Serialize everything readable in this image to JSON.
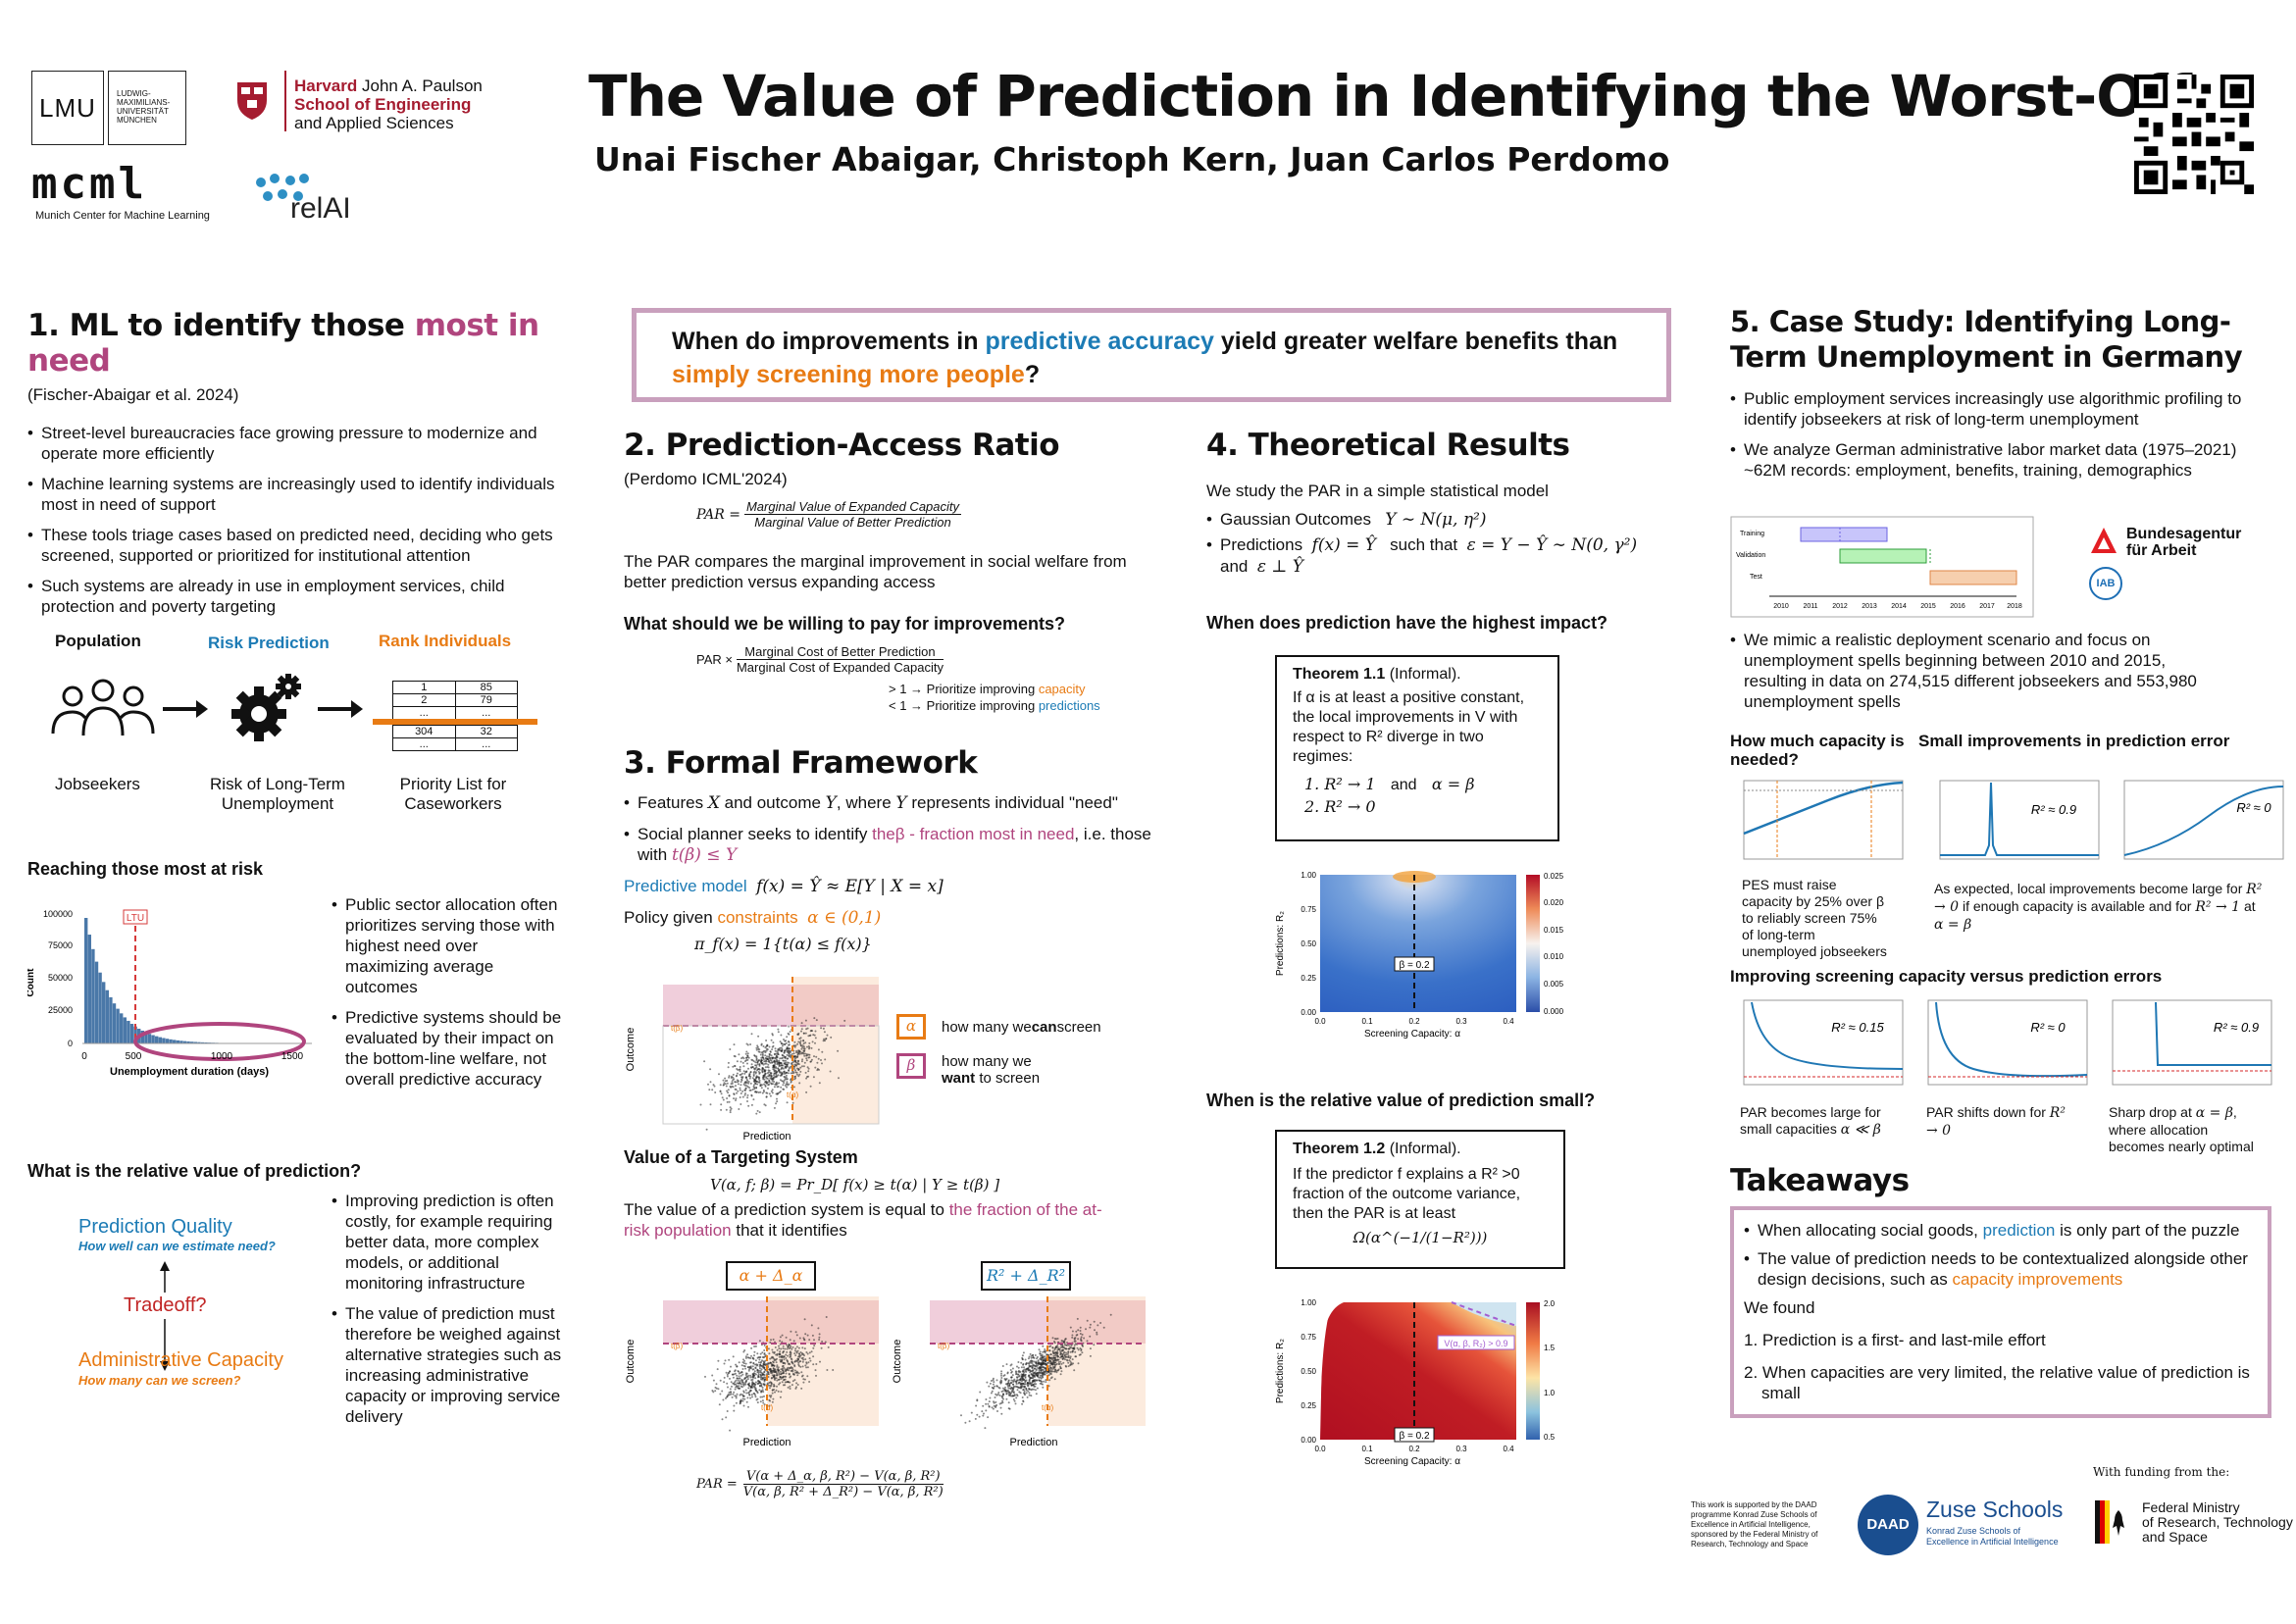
{
  "header": {
    "title": "The Value of Prediction in Identifying the Worst-Off",
    "authors": "Unai Fischer Abaigar, Christoph Kern, Juan Carlos Perdomo",
    "lmu": "LMU",
    "lmu_name": [
      "LUDWIG-",
      "MAXIMILIANS-",
      "UNIVERSITÄT",
      "MÜNCHEN"
    ],
    "harvard_1": "Harvard",
    "harvard_1b": "John A. Paulson",
    "harvard_2": "School of Engineering",
    "harvard_3": "and Applied Sciences",
    "mcml": "mcml",
    "mcml_sub": "Munich Center for Machine Learning",
    "relai": "relAI"
  },
  "s1": {
    "title_a": "1.  ML to identify those ",
    "title_b": "most in need",
    "cite": "(Fischer-Abaigar et al. 2024)",
    "bullets": [
      "Street-level bureaucracies face growing pressure to modernize and operate more efficiently",
      "Machine learning systems are increasingly used to identify individuals most in need of support",
      "These tools triage cases based on predicted need, deciding who gets screened, supported or prioritized for institutional attention",
      "Such systems are already in use in employment services, child protection and poverty targeting"
    ],
    "pipe_pop": "Population",
    "pipe_risk": "Risk Prediction",
    "pipe_rank": "Rank Individuals",
    "pipe_job": "Jobseekers",
    "pipe_riskdesc": "Risk of Long-Term Unemployment",
    "pipe_list": "Priority List for Caseworkers",
    "table": [
      [
        "1",
        "85"
      ],
      [
        "2",
        "79"
      ],
      [
        "...",
        "..."
      ],
      [
        "304",
        "32"
      ],
      [
        "...",
        "..."
      ]
    ],
    "reach_title": "Reaching those most at risk",
    "reach_bullets": [
      "Public sector allocation often prioritizes serving those with highest need over maximizing average outcomes",
      "Predictive systems should be evaluated by their impact on the bottom-line welfare, not overall predictive accuracy"
    ],
    "hist_ltu": "LTU",
    "hist_xlabel": "Unemployment duration (days)",
    "hist_ylabel": "Count",
    "hist_yticks": [
      "100000",
      "75000",
      "50000",
      "25000",
      "0"
    ],
    "hist_xticks": [
      "0",
      "500",
      "1000",
      "1500"
    ],
    "rel_title": "What is the relative value of prediction?",
    "pq": "Prediction Quality",
    "pq_sub": "How well can we estimate need?",
    "tradeoff": "Tradeoff?",
    "ac": "Administrative Capacity",
    "ac_sub": "How many can we screen?",
    "rel_bullets": [
      "Improving prediction is often costly, for example requiring better data, more complex models, or additional monitoring infrastructure",
      "The value of prediction must therefore be weighed against alternative strategies such as increasing administrative capacity or improving service delivery"
    ]
  },
  "q": {
    "a": "When do improvements in ",
    "b": "predictive accuracy ",
    "c": " yield greater welfare benefits than ",
    "d": "simply screening more people",
    "e": "?"
  },
  "s2": {
    "title": "2. Prediction-Access Ratio",
    "cite": "(Perdomo ICML'2024)",
    "par": "PAR =",
    "num": "Marginal Value of Expanded Capacity",
    "den": "Marginal Value of Better Prediction",
    "desc": "The PAR compares the marginal improvement in social welfare from better prediction versus expanding access",
    "q": "What should we be willing to pay for improvements?",
    "par2": "PAR ×",
    "num2": "Marginal Cost of Better Prediction",
    "den2": "Marginal Cost of Expanded Capacity",
    "gt": "> 1 → Prioritize improving ",
    "gt_b": "capacity",
    "lt": "< 1 → Prioritize improving ",
    "lt_b": "predictions"
  },
  "s3": {
    "title": "3. Formal Framework",
    "b1a": "Features ",
    "b1x": "X",
    "b1b": " and outcome ",
    "b1y": "Y",
    "b1c": ", where ",
    "b1y2": "Y",
    "b1d": " represents individual \"need\"",
    "b2a": "Social planner seeks to identify ",
    "b2b": "theβ - fraction most in need",
    ", i.e.": "",
    "b2c": ", i.e. those with ",
    "b2m": "t(β) ≤ Y",
    "pm": "Predictive model",
    "pm_m": "f(x) = Ŷ ≈ E[Y | X = x]",
    "pol": "Policy given ",
    "pol_b": "constraints",
    "pol_m": "α ∈ (0,1)",
    "pi": "π_f(x) = 1{t(α) ≤ f(x)}",
    "alpha_desc_a": "how many we ",
    "alpha_desc_b": "can",
    "alpha_desc_c": " screen",
    "beta_desc_a": "how many we ",
    "beta_desc_b": "want",
    "beta_desc_c": " to screen",
    "scatter_x": "Prediction",
    "scatter_y": "Outcome",
    "t_alpha": "t(α)",
    "t_beta": "t(β)",
    "vts": "Value of a Targeting System",
    "v": "V(α, f; β) = Pr_D[ f(x) ≥ t(α) | Y ≥ t(β) ]",
    "vdesc_a": "The value of a prediction system is equal to ",
    "vdesc_b": "the fraction of the at-risk population",
    " vdesc_c": "",
    "vdesc_c": " that it identifies",
    "d_alpha": "α + Δ_α",
    "d_r2": "R² + Δ_R²",
    "par_num": "V(α + Δ_α, β, R²) − V(α, β, R²)",
    "par_den": "V(α, β, R² + Δ_R²) − V(α, β, R²)",
    "par_lhs": "PAR ="
  },
  "s4": {
    "title": "4. Theoretical Results",
    "intro": "We study the PAR in a simple statistical model",
    "b1": "Gaussian Outcomes",
    "b1m": "Y ∼ N(μ, η²)",
    "b2": "Predictions",
    "b2m": "f(x) = Ŷ",
    "b2c": "such that",
    "b2m2": "ε = Y − Ŷ ∼ N(0, γ²)",
    "b2d": "and",
    "b2m3": "ε ⊥ Ŷ",
    "q1": "When does prediction have the highest impact?",
    "th1": "Theorem 1.1",
    "th1i": " (Informal).",
    "th1_text": "If α is at least a positive constant, the local improvements in V with respect to R² diverge in two regimes:",
    "th1_l1": "1.  R² → 1",
    "th1_and": "and",
    "th1_l1b": "α = β",
    "th1_l2": "2.  R² → 0",
    "hm1_ylabel": "Predictions: R₂",
    "hm1_xlabel": "Screening Capacity: α",
    "hm1_beta": "β = 0.2",
    "hm1_cb": [
      "0.025",
      "0.020",
      "0.015",
      "0.010",
      "0.005",
      "0.000"
    ],
    "hm_yticks": [
      "1.00",
      "0.75",
      "0.50",
      "0.25",
      "0.00"
    ],
    "hm_xticks": [
      "0.0",
      "0.1",
      "0.2",
      "0.3",
      "0.4"
    ],
    "q2": "When is the relative value of prediction small?",
    "th2": "Theorem 1.2",
    "th2i": " (Informal).",
    "th2_text": "If the predictor f explains a R² >0 fraction of the outcome variance, then the PAR is at least",
    "th2_m": "Ω(α^(−1/(1−R²)))",
    "hm2_label": "V(α, β, R₂) > 0.9",
    "hm2_cb": [
      "2.0",
      "1.5",
      "1.0",
      "0.5"
    ]
  },
  "s5": {
    "title": "5. Case Study: Identifying Long-Term Unemployment in Germany",
    "bullets": [
      "Public employment services increasingly use algorithmic profiling to identify jobseekers at risk of long-term unemployment",
      "We analyze German administrative labor market data (1975–2021) ~62M records: employment, benefits, training, demographics"
    ],
    "gantt_rows": [
      "Training",
      "Validation",
      "Test"
    ],
    "gantt_years": [
      "2010",
      "2011",
      "2012",
      "2013",
      "2014",
      "2015",
      "2016",
      "2017",
      "2018"
    ],
    "ba1": "Bundesagentur",
    "ba2": "für Arbeit",
    "iab": "IAB",
    "bullet3": "We mimic a realistic deployment scenario and focus on unemployment spells beginning between 2010 and 2015, resulting in data on 274,515 different jobseekers and 553,980 unemployment spells",
    "h_cap": "How much capacity is needed?",
    "h_small": "Small improvements in prediction error",
    "cap_desc": "PES must raise capacity by 25% over β to reliably screen 75% of long-term unemployed jobseekers",
    "small_desc_a": "As expected, local improvements become large for ",
    "small_m1": "R² → 0",
    "small_desc_b": " if enough capacity is available and for ",
    "small_m2": "R² → 1",
    "small_desc_c": " at ",
    "small_m3": "α = β",
    "r2_09": "R² ≈ 0.9",
    "r2_0": "R² ≈ 0",
    "r2_015": "R² ≈ 0.15",
    "h_improve": "Improving screening capacity versus prediction errors",
    "p1_a": "PAR becomes large for small capacities ",
    "p1_m": "α ≪ β",
    "p2_a": "PAR shifts down for ",
    "p2_m": "R² → 0",
    "p3_a": "Sharp drop at ",
    "p3_m": "α = β",
    ", where allocation becomes nearly optimal": "",
    "p3_b": ", where allocation becomes nearly optimal",
    "takeaways": "Takeaways",
    "t1a": "When allocating social goods, ",
    "t1b": "prediction",
    "t1c": " is only part of the puzzle",
    "t2a": "The value of prediction needs to be contextualized alongside other design decisions, such as ",
    "t2b": "capacity improvements",
    "found": "We found",
    "f1": "1.  Prediction is a first- and last-mile effort",
    "f2": "2.  When capacities are very limited, the relative value of prediction is small"
  },
  "footer": {
    "support": "This work is supported by the DAAD programme Konrad Zuse Schools of Excellence in Artificial Intelligence, sponsored by the Federal Ministry of Research, Technology and Space",
    "daad": "DAAD",
    "zuse": "Zuse Schools",
    "zuse_sub": "Konrad Zuse Schools of Excellence in Artificial Intelligence",
    "funding": "With funding from the:",
    "bmf": [
      "Federal Ministry",
      "of Research, Technology",
      "and Space"
    ]
  },
  "colors": {
    "blue": "#1c7bb5",
    "orange": "#e87b14",
    "pink": "#b0457e",
    "red": "#c12525"
  }
}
■ ■ ■
- STATED GOAL
Search the lines for "should". Copy each line that has it.

- OUTPUT OF THE EXERCISE
      "Predictive systems should be evaluated by their impact on the bottom-line welfare, not overall predictive accuracy"
    "q": "What should we be willing to pay for improvements?",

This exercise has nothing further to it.